> WORKING DATA:
## begin

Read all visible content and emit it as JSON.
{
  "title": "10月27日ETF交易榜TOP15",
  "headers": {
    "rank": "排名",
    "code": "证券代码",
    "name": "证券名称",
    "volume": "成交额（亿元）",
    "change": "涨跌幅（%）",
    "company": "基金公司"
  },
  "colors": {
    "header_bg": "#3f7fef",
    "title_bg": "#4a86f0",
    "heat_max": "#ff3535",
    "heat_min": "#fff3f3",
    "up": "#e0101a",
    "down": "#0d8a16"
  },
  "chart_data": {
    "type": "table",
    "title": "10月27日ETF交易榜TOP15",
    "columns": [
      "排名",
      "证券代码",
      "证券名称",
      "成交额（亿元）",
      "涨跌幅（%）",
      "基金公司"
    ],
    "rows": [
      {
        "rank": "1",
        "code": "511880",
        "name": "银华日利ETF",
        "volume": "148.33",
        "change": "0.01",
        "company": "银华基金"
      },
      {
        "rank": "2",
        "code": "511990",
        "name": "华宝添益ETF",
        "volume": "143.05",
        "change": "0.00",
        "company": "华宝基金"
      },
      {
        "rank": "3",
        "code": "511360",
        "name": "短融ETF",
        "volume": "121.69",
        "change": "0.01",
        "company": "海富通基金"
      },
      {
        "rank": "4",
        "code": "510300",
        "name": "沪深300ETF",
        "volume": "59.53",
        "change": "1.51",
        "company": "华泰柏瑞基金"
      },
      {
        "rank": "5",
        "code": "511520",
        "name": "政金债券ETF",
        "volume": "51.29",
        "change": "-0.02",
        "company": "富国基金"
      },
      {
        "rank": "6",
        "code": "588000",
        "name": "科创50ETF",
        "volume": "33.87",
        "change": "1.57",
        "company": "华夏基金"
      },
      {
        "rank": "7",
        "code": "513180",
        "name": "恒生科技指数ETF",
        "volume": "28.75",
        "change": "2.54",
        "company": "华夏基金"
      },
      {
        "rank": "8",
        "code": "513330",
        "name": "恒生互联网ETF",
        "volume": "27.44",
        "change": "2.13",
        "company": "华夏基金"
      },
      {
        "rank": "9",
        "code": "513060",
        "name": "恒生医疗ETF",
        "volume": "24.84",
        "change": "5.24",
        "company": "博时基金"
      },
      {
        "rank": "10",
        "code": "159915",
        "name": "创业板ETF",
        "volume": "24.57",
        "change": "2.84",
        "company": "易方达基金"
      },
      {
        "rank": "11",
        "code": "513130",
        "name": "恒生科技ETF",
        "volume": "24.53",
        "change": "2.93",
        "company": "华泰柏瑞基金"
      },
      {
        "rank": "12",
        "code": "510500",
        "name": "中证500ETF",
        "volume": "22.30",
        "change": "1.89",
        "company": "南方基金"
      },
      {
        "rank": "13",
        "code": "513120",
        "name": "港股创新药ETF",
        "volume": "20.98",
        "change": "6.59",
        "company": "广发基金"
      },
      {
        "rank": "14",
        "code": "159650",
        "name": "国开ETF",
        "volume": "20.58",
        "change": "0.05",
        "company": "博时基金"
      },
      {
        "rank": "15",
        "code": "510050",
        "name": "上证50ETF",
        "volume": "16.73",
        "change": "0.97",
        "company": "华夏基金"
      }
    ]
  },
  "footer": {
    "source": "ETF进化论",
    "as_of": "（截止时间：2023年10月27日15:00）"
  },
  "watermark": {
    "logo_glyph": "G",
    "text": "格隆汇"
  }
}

## end

> DIRECTIONS FOR THIS TASK:
Reproduce the entries above in full, verbatim.

> SOLUTION:
Read all visible content and emit it as JSON.
{
  "title": "10月27日ETF交易榜TOP15",
  "headers": {
    "rank": "排名",
    "code": "证券代码",
    "name": "证券名称",
    "volume": "成交额（亿元）",
    "change": "涨跌幅（%）",
    "company": "基金公司"
  },
  "colors": {
    "header_bg": "#3f7fef",
    "title_bg": "#4a86f0",
    "heat_max": "#ff3535",
    "heat_min": "#fff3f3",
    "up": "#e0101a",
    "down": "#0d8a16"
  },
  "chart_data": {
    "type": "table",
    "title": "10月27日ETF交易榜TOP15",
    "columns": [
      "排名",
      "证券代码",
      "证券名称",
      "成交额（亿元）",
      "涨跌幅（%）",
      "基金公司"
    ],
    "rows": [
      {
        "rank": "1",
        "code": "511880",
        "name": "银华日利ETF",
        "volume": "148.33",
        "change": "0.01",
        "company": "银华基金"
      },
      {
        "rank": "2",
        "code": "511990",
        "name": "华宝添益ETF",
        "volume": "143.05",
        "change": "0.00",
        "company": "华宝基金"
      },
      {
        "rank": "3",
        "code": "511360",
        "name": "短融ETF",
        "volume": "121.69",
        "change": "0.01",
        "company": "海富通基金"
      },
      {
        "rank": "4",
        "code": "510300",
        "name": "沪深300ETF",
        "volume": "59.53",
        "change": "1.51",
        "company": "华泰柏瑞基金"
      },
      {
        "rank": "5",
        "code": "511520",
        "name": "政金债券ETF",
        "volume": "51.29",
        "change": "-0.02",
        "company": "富国基金"
      },
      {
        "rank": "6",
        "code": "588000",
        "name": "科创50ETF",
        "volume": "33.87",
        "change": "1.57",
        "company": "华夏基金"
      },
      {
        "rank": "7",
        "code": "513180",
        "name": "恒生科技指数ETF",
        "volume": "28.75",
        "change": "2.54",
        "company": "华夏基金"
      },
      {
        "rank": "8",
        "code": "513330",
        "name": "恒生互联网ETF",
        "volume": "27.44",
        "change": "2.13",
        "company": "华夏基金"
      },
      {
        "rank": "9",
        "code": "513060",
        "name": "恒生医疗ETF",
        "volume": "24.84",
        "change": "5.24",
        "company": "博时基金"
      },
      {
        "rank": "10",
        "code": "159915",
        "name": "创业板ETF",
        "volume": "24.57",
        "change": "2.84",
        "company": "易方达基金"
      },
      {
        "rank": "11",
        "code": "513130",
        "name": "恒生科技ETF",
        "volume": "24.53",
        "change": "2.93",
        "company": "华泰柏瑞基金"
      },
      {
        "rank": "12",
        "code": "510500",
        "name": "中证500ETF",
        "volume": "22.30",
        "change": "1.89",
        "company": "南方基金"
      },
      {
        "rank": "13",
        "code": "513120",
        "name": "港股创新药ETF",
        "volume": "20.98",
        "change": "6.59",
        "company": "广发基金"
      },
      {
        "rank": "14",
        "code": "159650",
        "name": "国开ETF",
        "volume": "20.58",
        "change": "0.05",
        "company": "博时基金"
      },
      {
        "rank": "15",
        "code": "510050",
        "name": "上证50ETF",
        "volume": "16.73",
        "change": "0.97",
        "company": "华夏基金"
      }
    ]
  },
  "footer": {
    "source": "ETF进化论",
    "as_of": "（截止时间：2023年10月27日15:00）"
  },
  "watermark": {
    "logo_glyph": "G",
    "text": "格隆汇"
  }
}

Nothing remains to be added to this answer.